Stated problem:
Your task is to transcribe the data in full.

Source data:
begin
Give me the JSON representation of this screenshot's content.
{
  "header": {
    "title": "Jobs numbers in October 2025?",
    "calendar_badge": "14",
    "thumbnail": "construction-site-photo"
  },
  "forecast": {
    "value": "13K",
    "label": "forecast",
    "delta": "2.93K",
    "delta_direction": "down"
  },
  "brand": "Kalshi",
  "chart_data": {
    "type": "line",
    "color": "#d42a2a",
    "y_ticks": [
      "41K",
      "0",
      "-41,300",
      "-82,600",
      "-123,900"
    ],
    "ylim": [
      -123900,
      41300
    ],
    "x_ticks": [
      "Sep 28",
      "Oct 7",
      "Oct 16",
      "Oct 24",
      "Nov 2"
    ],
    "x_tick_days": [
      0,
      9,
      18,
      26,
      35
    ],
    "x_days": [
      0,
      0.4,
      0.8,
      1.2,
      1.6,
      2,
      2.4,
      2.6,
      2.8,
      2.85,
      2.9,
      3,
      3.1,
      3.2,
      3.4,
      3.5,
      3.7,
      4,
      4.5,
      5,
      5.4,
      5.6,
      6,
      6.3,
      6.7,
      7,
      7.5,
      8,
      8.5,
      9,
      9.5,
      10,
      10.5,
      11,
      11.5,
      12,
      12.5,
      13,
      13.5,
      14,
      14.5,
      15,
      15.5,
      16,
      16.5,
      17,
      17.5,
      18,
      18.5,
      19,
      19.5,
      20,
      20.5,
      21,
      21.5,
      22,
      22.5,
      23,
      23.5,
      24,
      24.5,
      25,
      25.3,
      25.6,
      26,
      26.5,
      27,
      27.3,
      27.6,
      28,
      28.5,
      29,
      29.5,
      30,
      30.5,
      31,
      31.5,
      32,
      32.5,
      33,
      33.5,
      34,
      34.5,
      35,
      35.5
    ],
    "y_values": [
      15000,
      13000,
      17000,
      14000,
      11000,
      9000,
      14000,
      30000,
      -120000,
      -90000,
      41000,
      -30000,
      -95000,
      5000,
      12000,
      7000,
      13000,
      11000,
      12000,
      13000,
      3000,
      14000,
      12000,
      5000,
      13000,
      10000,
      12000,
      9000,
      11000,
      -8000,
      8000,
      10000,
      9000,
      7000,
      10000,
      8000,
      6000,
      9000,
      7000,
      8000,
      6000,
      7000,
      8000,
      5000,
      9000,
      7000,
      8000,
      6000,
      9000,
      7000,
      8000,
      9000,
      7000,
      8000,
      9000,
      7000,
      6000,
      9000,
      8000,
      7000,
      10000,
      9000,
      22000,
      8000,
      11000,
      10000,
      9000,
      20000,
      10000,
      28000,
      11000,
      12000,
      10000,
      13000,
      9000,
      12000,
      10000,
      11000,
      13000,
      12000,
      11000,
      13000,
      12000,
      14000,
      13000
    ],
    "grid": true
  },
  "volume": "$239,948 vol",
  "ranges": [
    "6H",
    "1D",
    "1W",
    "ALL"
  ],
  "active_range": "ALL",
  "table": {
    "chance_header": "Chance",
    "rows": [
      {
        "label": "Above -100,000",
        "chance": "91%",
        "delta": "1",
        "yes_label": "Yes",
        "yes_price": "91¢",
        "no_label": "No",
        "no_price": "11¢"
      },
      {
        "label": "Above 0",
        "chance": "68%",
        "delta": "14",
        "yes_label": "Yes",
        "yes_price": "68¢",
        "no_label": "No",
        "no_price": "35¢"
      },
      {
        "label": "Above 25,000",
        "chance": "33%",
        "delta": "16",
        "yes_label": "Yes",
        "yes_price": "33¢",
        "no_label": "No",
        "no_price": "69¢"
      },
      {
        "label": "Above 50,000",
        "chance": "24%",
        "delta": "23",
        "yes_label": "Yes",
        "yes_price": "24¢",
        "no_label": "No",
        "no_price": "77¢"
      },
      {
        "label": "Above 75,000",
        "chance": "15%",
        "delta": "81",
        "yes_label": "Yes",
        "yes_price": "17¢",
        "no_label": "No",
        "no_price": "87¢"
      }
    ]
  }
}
end
Answer to the problem:
Give me the JSON representation of this screenshot's content.
{
  "header": {
    "title": "Jobs numbers in October 2025?",
    "calendar_badge": "14",
    "thumbnail": "construction-site-photo"
  },
  "forecast": {
    "value": "13K",
    "label": "forecast",
    "delta": "2.93K",
    "delta_direction": "down"
  },
  "brand": "Kalshi",
  "chart_data": {
    "type": "line",
    "color": "#d42a2a",
    "y_ticks": [
      "41K",
      "0",
      "-41,300",
      "-82,600",
      "-123,900"
    ],
    "ylim": [
      -123900,
      41300
    ],
    "x_ticks": [
      "Sep 28",
      "Oct 7",
      "Oct 16",
      "Oct 24",
      "Nov 2"
    ],
    "x_tick_days": [
      0,
      9,
      18,
      26,
      35
    ],
    "x_days": [
      0,
      0.4,
      0.8,
      1.2,
      1.6,
      2,
      2.4,
      2.6,
      2.8,
      2.85,
      2.9,
      3,
      3.1,
      3.2,
      3.4,
      3.5,
      3.7,
      4,
      4.5,
      5,
      5.4,
      5.6,
      6,
      6.3,
      6.7,
      7,
      7.5,
      8,
      8.5,
      9,
      9.5,
      10,
      10.5,
      11,
      11.5,
      12,
      12.5,
      13,
      13.5,
      14,
      14.5,
      15,
      15.5,
      16,
      16.5,
      17,
      17.5,
      18,
      18.5,
      19,
      19.5,
      20,
      20.5,
      21,
      21.5,
      22,
      22.5,
      23,
      23.5,
      24,
      24.5,
      25,
      25.3,
      25.6,
      26,
      26.5,
      27,
      27.3,
      27.6,
      28,
      28.5,
      29,
      29.5,
      30,
      30.5,
      31,
      31.5,
      32,
      32.5,
      33,
      33.5,
      34,
      34.5,
      35,
      35.5
    ],
    "y_values": [
      15000,
      13000,
      17000,
      14000,
      11000,
      9000,
      14000,
      30000,
      -120000,
      -90000,
      41000,
      -30000,
      -95000,
      5000,
      12000,
      7000,
      13000,
      11000,
      12000,
      13000,
      3000,
      14000,
      12000,
      5000,
      13000,
      10000,
      12000,
      9000,
      11000,
      -8000,
      8000,
      10000,
      9000,
      7000,
      10000,
      8000,
      6000,
      9000,
      7000,
      8000,
      6000,
      7000,
      8000,
      5000,
      9000,
      7000,
      8000,
      6000,
      9000,
      7000,
      8000,
      9000,
      7000,
      8000,
      9000,
      7000,
      6000,
      9000,
      8000,
      7000,
      10000,
      9000,
      22000,
      8000,
      11000,
      10000,
      9000,
      20000,
      10000,
      28000,
      11000,
      12000,
      10000,
      13000,
      9000,
      12000,
      10000,
      11000,
      13000,
      12000,
      11000,
      13000,
      12000,
      14000,
      13000
    ],
    "grid": true
  },
  "volume": "$239,948 vol",
  "ranges": [
    "6H",
    "1D",
    "1W",
    "ALL"
  ],
  "active_range": "ALL",
  "table": {
    "chance_header": "Chance",
    "rows": [
      {
        "label": "Above -100,000",
        "chance": "91%",
        "delta": "1",
        "yes_label": "Yes",
        "yes_price": "91¢",
        "no_label": "No",
        "no_price": "11¢"
      },
      {
        "label": "Above 0",
        "chance": "68%",
        "delta": "14",
        "yes_label": "Yes",
        "yes_price": "68¢",
        "no_label": "No",
        "no_price": "35¢"
      },
      {
        "label": "Above 25,000",
        "chance": "33%",
        "delta": "16",
        "yes_label": "Yes",
        "yes_price": "33¢",
        "no_label": "No",
        "no_price": "69¢"
      },
      {
        "label": "Above 50,000",
        "chance": "24%",
        "delta": "23",
        "yes_label": "Yes",
        "yes_price": "24¢",
        "no_label": "No",
        "no_price": "77¢"
      },
      {
        "label": "Above 75,000",
        "chance": "15%",
        "delta": "81",
        "yes_label": "Yes",
        "yes_price": "17¢",
        "no_label": "No",
        "no_price": "87¢"
      }
    ]
  }
}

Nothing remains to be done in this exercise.